EXERCISE BRIEF: Take the listing and print it in full, exactly as given.
[start RAW RECORDS]
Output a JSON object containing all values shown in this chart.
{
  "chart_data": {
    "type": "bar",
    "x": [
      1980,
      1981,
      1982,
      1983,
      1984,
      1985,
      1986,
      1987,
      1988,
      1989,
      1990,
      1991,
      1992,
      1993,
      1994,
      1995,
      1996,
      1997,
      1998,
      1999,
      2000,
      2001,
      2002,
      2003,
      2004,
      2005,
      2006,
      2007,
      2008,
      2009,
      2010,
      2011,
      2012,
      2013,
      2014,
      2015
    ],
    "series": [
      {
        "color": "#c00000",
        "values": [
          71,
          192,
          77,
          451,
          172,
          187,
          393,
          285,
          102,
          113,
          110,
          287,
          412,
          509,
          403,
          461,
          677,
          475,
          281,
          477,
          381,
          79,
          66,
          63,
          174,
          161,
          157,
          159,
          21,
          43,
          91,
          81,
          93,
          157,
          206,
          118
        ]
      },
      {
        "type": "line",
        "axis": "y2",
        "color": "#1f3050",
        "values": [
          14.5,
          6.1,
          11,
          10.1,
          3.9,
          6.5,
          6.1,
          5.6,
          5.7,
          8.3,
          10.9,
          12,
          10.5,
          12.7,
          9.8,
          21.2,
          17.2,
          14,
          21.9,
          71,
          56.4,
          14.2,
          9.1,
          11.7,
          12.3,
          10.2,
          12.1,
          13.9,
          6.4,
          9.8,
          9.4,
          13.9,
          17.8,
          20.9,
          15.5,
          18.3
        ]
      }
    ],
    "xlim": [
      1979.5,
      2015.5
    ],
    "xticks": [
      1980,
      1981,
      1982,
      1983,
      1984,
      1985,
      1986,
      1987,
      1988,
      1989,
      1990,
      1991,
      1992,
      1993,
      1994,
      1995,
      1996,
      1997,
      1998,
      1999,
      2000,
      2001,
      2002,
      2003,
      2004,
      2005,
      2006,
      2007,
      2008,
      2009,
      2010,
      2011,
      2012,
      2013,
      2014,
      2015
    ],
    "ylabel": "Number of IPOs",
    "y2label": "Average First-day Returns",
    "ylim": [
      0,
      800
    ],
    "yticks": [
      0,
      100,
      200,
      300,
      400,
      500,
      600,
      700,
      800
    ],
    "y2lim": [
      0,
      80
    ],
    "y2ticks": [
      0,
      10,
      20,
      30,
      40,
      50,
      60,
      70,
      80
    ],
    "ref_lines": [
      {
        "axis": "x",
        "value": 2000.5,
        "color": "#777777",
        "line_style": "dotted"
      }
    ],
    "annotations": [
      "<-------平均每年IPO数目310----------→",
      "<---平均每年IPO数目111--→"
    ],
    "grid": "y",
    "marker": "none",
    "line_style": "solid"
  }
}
[end RAW RECORDS]
EXERCISE SOLUTION:
Output a JSON object containing all values shown in this chart.
{
  "chart_data": {
    "type": "bar",
    "x": [
      1980,
      1981,
      1982,
      1983,
      1984,
      1985,
      1986,
      1987,
      1988,
      1989,
      1990,
      1991,
      1992,
      1993,
      1994,
      1995,
      1996,
      1997,
      1998,
      1999,
      2000,
      2001,
      2002,
      2003,
      2004,
      2005,
      2006,
      2007,
      2008,
      2009,
      2010,
      2011,
      2012,
      2013,
      2014,
      2015
    ],
    "series": [
      {
        "color": "#c00000",
        "values": [
          71,
          192,
          77,
          451,
          172,
          187,
          393,
          285,
          102,
          113,
          110,
          287,
          412,
          509,
          403,
          461,
          677,
          475,
          281,
          477,
          381,
          79,
          66,
          63,
          174,
          161,
          157,
          159,
          21,
          43,
          91,
          81,
          93,
          157,
          206,
          118
        ]
      },
      {
        "type": "line",
        "axis": "y2",
        "color": "#1f3050",
        "values": [
          14.5,
          6.1,
          11,
          10.1,
          3.9,
          6.5,
          6.1,
          5.6,
          5.7,
          8.3,
          10.9,
          12,
          10.5,
          12.7,
          9.8,
          21.2,
          17.2,
          14,
          21.9,
          71,
          56.4,
          14.2,
          9.1,
          11.7,
          12.3,
          10.2,
          12.1,
          13.9,
          6.4,
          9.8,
          9.4,
          13.9,
          17.8,
          20.9,
          15.5,
          18.3
        ]
      }
    ],
    "xlim": [
      1979.5,
      2015.5
    ],
    "xticks": [
      1980,
      1981,
      1982,
      1983,
      1984,
      1985,
      1986,
      1987,
      1988,
      1989,
      1990,
      1991,
      1992,
      1993,
      1994,
      1995,
      1996,
      1997,
      1998,
      1999,
      2000,
      2001,
      2002,
      2003,
      2004,
      2005,
      2006,
      2007,
      2008,
      2009,
      2010,
      2011,
      2012,
      2013,
      2014,
      2015
    ],
    "ylabel": "Number of IPOs",
    "y2label": "Average First-day Returns",
    "ylim": [
      0,
      800
    ],
    "yticks": [
      0,
      100,
      200,
      300,
      400,
      500,
      600,
      700,
      800
    ],
    "y2lim": [
      0,
      80
    ],
    "y2ticks": [
      0,
      10,
      20,
      30,
      40,
      50,
      60,
      70,
      80
    ],
    "ref_lines": [
      {
        "axis": "x",
        "value": 2000.5,
        "color": "#777777",
        "line_style": "dotted"
      }
    ],
    "annotations": [
      "<-------平均每年IPO数目310----------→",
      "<---平均每年IPO数目111--→"
    ],
    "grid": "y",
    "marker": "none",
    "line_style": "solid"
  }
}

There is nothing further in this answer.